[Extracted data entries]
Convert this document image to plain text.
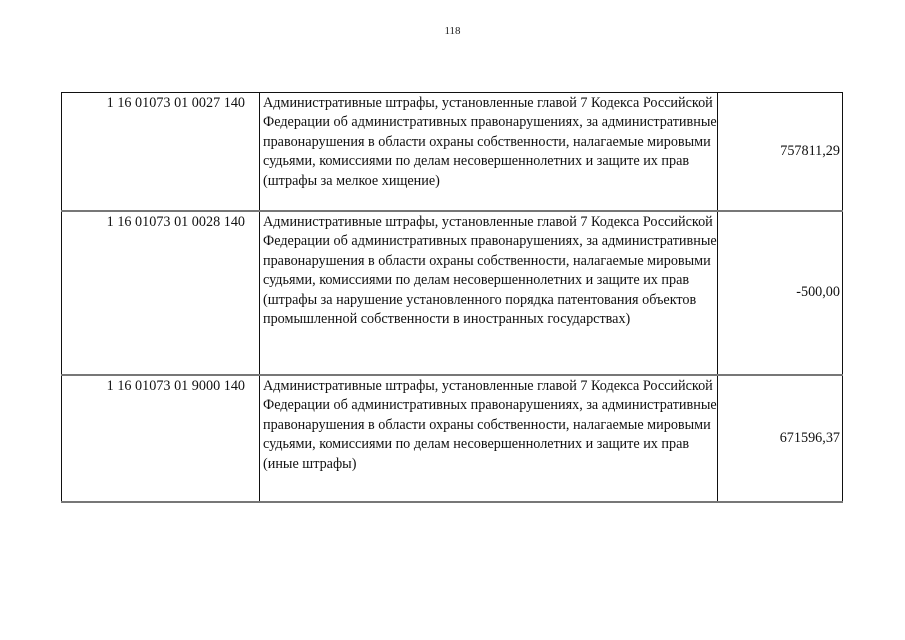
118
1 16 01073 01 0027 140	Административные штрафы, установленные главой 7 Кодекса Российской Федерации об административных правонарушениях, за административные правонарушения в области охраны собственности, налагаемые мировыми судьями, комиссиями по делам несовершеннолетних и защите их прав (штрафы за мелкое хищение)	757811,29
1 16 01073 01 0028 140	Административные штрафы, установленные главой 7 Кодекса Российской Федерации об административных правонарушениях, за административные правонарушения в области охраны собственности, налагаемые мировыми судьями, комиссиями по делам несовершеннолетних и защите их прав (штрафы за нарушение установленного порядка патентования объектов промышленной собственности в иностранных государствах)	-500,00
1 16 01073 01 9000 140	Административные штрафы, установленные главой 7 Кодекса Российской Федерации об административных правонарушениях, за административные правонарушения в области охраны собственности, налагаемые мировыми судьями, комиссиями по делам несовершеннолетних и защите их прав (иные штрафы)	671596,37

• _Written problem_
Output the lines above in full and exactly as given, omitting any pictures.

• _Solved problem_
Convert this document image to plain text.
118
1 16 01073 01 0027 140	Административные штрафы, установленные главой 7 Кодекса Российской Федерации об административных правонарушениях, за административные правонарушения в области охраны собственности, налагаемые мировыми судьями, комиссиями по делам несовершеннолетних и защите их прав (штрафы за мелкое хищение)	757811,29
1 16 01073 01 0028 140	Административные штрафы, установленные главой 7 Кодекса Российской Федерации об административных правонарушениях, за административные правонарушения в области охраны собственности, налагаемые мировыми судьями, комиссиями по делам несовершеннолетних и защите их прав (штрафы за нарушение установленного порядка патентования объектов промышленной собственности в иностранных государствах)	-500,00
1 16 01073 01 9000 140	Административные штрафы, установленные главой 7 Кодекса Российской Федерации об административных правонарушениях, за административные правонарушения в области охраны собственности, налагаемые мировыми судьями, комиссиями по делам несовершеннолетних и защите их прав (иные штрафы)	671596,37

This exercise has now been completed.